TASK INSTRUCTIONS
Pictures should be excluded; otherwise, copy every entry exactly.

..........

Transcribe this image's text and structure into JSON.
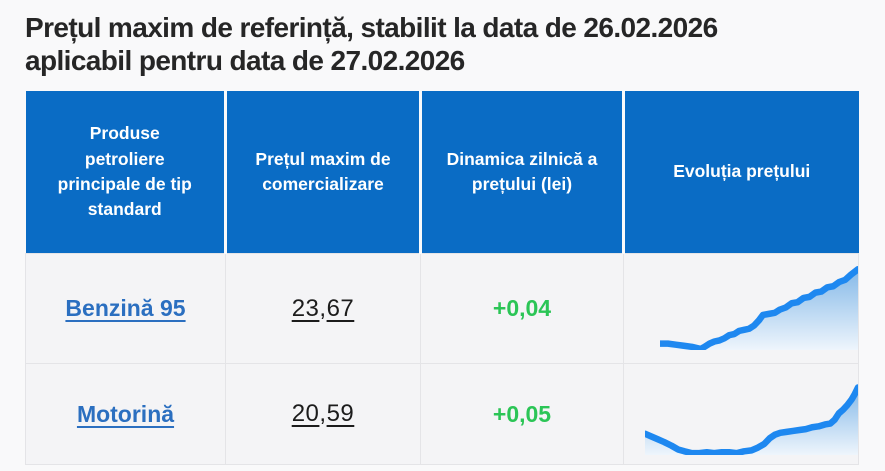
{
  "page": {
    "background": "#f9f9fa"
  },
  "title": {
    "line1": "Prețul maxim de referință, stabilit la data de 26.02.2026",
    "line2": "aplicabil pentru data de 27.02.2026"
  },
  "table": {
    "headers": [
      {
        "label": "Produse petroliere principale de tip standard",
        "lines": [
          "Produse",
          "petroliere",
          "principale de tip",
          "standard"
        ]
      },
      {
        "label": "Prețul maxim de comercializare",
        "lines": [
          "Prețul maxim de",
          "comercializare"
        ]
      },
      {
        "label": "Dinamica zilnică a prețului (lei)",
        "lines": [
          "Dinamica zilnică a",
          "prețului (lei)"
        ]
      },
      {
        "label": "Evoluția prețului",
        "lines": [
          "Evoluția prețului"
        ]
      }
    ],
    "rows": [
      {
        "product": "Benzină 95",
        "price_whole": "23",
        "decimal_separator": ",",
        "price_decimal": "67",
        "price_display": "23,67",
        "daily_change": "+0,04",
        "sparkline": [
          [
            0,
            74
          ],
          [
            8,
            74
          ],
          [
            16,
            75
          ],
          [
            24,
            76
          ],
          [
            32,
            77
          ],
          [
            41,
            79
          ],
          [
            45,
            77
          ],
          [
            50,
            74
          ],
          [
            55,
            72
          ],
          [
            60,
            71
          ],
          [
            65,
            69
          ],
          [
            70,
            66
          ],
          [
            75,
            65
          ],
          [
            80,
            62
          ],
          [
            85,
            61
          ],
          [
            90,
            60
          ],
          [
            95,
            57
          ],
          [
            100,
            52
          ],
          [
            104,
            47
          ],
          [
            110,
            46
          ],
          [
            116,
            45
          ],
          [
            121,
            42
          ],
          [
            127,
            40
          ],
          [
            133,
            36
          ],
          [
            139,
            35
          ],
          [
            145,
            31
          ],
          [
            151,
            30
          ],
          [
            157,
            26
          ],
          [
            163,
            25
          ],
          [
            169,
            21
          ],
          [
            175,
            20
          ],
          [
            181,
            16
          ],
          [
            187,
            14
          ],
          [
            193,
            9
          ],
          [
            200,
            4
          ]
        ]
      },
      {
        "product": "Motorină",
        "price_whole": "20",
        "decimal_separator": ",",
        "price_decimal": "59",
        "price_display": "20,59",
        "daily_change": "+0,05",
        "sparkline": [
          [
            0,
            57
          ],
          [
            6,
            60
          ],
          [
            12,
            63
          ],
          [
            18,
            66
          ],
          [
            25,
            70
          ],
          [
            31,
            74
          ],
          [
            37,
            76
          ],
          [
            44,
            78
          ],
          [
            51,
            78
          ],
          [
            58,
            77
          ],
          [
            65,
            78
          ],
          [
            72,
            77
          ],
          [
            79,
            77
          ],
          [
            86,
            78
          ],
          [
            93,
            76
          ],
          [
            100,
            75
          ],
          [
            106,
            72
          ],
          [
            112,
            68
          ],
          [
            117,
            62
          ],
          [
            122,
            58
          ],
          [
            127,
            56
          ],
          [
            133,
            55
          ],
          [
            139,
            54
          ],
          [
            145,
            53
          ],
          [
            151,
            52
          ],
          [
            157,
            50
          ],
          [
            163,
            49
          ],
          [
            169,
            47
          ],
          [
            174,
            46
          ],
          [
            178,
            42
          ],
          [
            182,
            35
          ],
          [
            186,
            31
          ],
          [
            190,
            26
          ],
          [
            194,
            20
          ],
          [
            197,
            14
          ],
          [
            200,
            7
          ]
        ]
      }
    ],
    "colors": {
      "header_background": "#0a6cc5",
      "header_text": "#ffffff",
      "product_link": "#2b6fc0",
      "price_text": "#1c1c1c",
      "change_positive": "#2bc556",
      "spark_line": "#1e88f0",
      "spark_fill_top": "#85b9e8",
      "spark_fill_bottom": "#eef5fc"
    }
  }
}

..........

TASK RESULT
Transcribe this image's text and structure into JSON.
{
  "page": {
    "background": "#f9f9fa"
  },
  "title": {
    "line1": "Prețul maxim de referință, stabilit la data de 26.02.2026",
    "line2": "aplicabil pentru data de 27.02.2026"
  },
  "table": {
    "headers": [
      {
        "label": "Produse petroliere principale de tip standard",
        "lines": [
          "Produse",
          "petroliere",
          "principale de tip",
          "standard"
        ]
      },
      {
        "label": "Prețul maxim de comercializare",
        "lines": [
          "Prețul maxim de",
          "comercializare"
        ]
      },
      {
        "label": "Dinamica zilnică a prețului (lei)",
        "lines": [
          "Dinamica zilnică a",
          "prețului (lei)"
        ]
      },
      {
        "label": "Evoluția prețului",
        "lines": [
          "Evoluția prețului"
        ]
      }
    ],
    "rows": [
      {
        "product": "Benzină 95",
        "price_whole": "23",
        "decimal_separator": ",",
        "price_decimal": "67",
        "price_display": "23,67",
        "daily_change": "+0,04",
        "sparkline": [
          [
            0,
            74
          ],
          [
            8,
            74
          ],
          [
            16,
            75
          ],
          [
            24,
            76
          ],
          [
            32,
            77
          ],
          [
            41,
            79
          ],
          [
            45,
            77
          ],
          [
            50,
            74
          ],
          [
            55,
            72
          ],
          [
            60,
            71
          ],
          [
            65,
            69
          ],
          [
            70,
            66
          ],
          [
            75,
            65
          ],
          [
            80,
            62
          ],
          [
            85,
            61
          ],
          [
            90,
            60
          ],
          [
            95,
            57
          ],
          [
            100,
            52
          ],
          [
            104,
            47
          ],
          [
            110,
            46
          ],
          [
            116,
            45
          ],
          [
            121,
            42
          ],
          [
            127,
            40
          ],
          [
            133,
            36
          ],
          [
            139,
            35
          ],
          [
            145,
            31
          ],
          [
            151,
            30
          ],
          [
            157,
            26
          ],
          [
            163,
            25
          ],
          [
            169,
            21
          ],
          [
            175,
            20
          ],
          [
            181,
            16
          ],
          [
            187,
            14
          ],
          [
            193,
            9
          ],
          [
            200,
            4
          ]
        ]
      },
      {
        "product": "Motorină",
        "price_whole": "20",
        "decimal_separator": ",",
        "price_decimal": "59",
        "price_display": "20,59",
        "daily_change": "+0,05",
        "sparkline": [
          [
            0,
            57
          ],
          [
            6,
            60
          ],
          [
            12,
            63
          ],
          [
            18,
            66
          ],
          [
            25,
            70
          ],
          [
            31,
            74
          ],
          [
            37,
            76
          ],
          [
            44,
            78
          ],
          [
            51,
            78
          ],
          [
            58,
            77
          ],
          [
            65,
            78
          ],
          [
            72,
            77
          ],
          [
            79,
            77
          ],
          [
            86,
            78
          ],
          [
            93,
            76
          ],
          [
            100,
            75
          ],
          [
            106,
            72
          ],
          [
            112,
            68
          ],
          [
            117,
            62
          ],
          [
            122,
            58
          ],
          [
            127,
            56
          ],
          [
            133,
            55
          ],
          [
            139,
            54
          ],
          [
            145,
            53
          ],
          [
            151,
            52
          ],
          [
            157,
            50
          ],
          [
            163,
            49
          ],
          [
            169,
            47
          ],
          [
            174,
            46
          ],
          [
            178,
            42
          ],
          [
            182,
            35
          ],
          [
            186,
            31
          ],
          [
            190,
            26
          ],
          [
            194,
            20
          ],
          [
            197,
            14
          ],
          [
            200,
            7
          ]
        ]
      }
    ],
    "colors": {
      "header_background": "#0a6cc5",
      "header_text": "#ffffff",
      "product_link": "#2b6fc0",
      "price_text": "#1c1c1c",
      "change_positive": "#2bc556",
      "spark_line": "#1e88f0",
      "spark_fill_top": "#85b9e8",
      "spark_fill_bottom": "#eef5fc"
    }
  }
}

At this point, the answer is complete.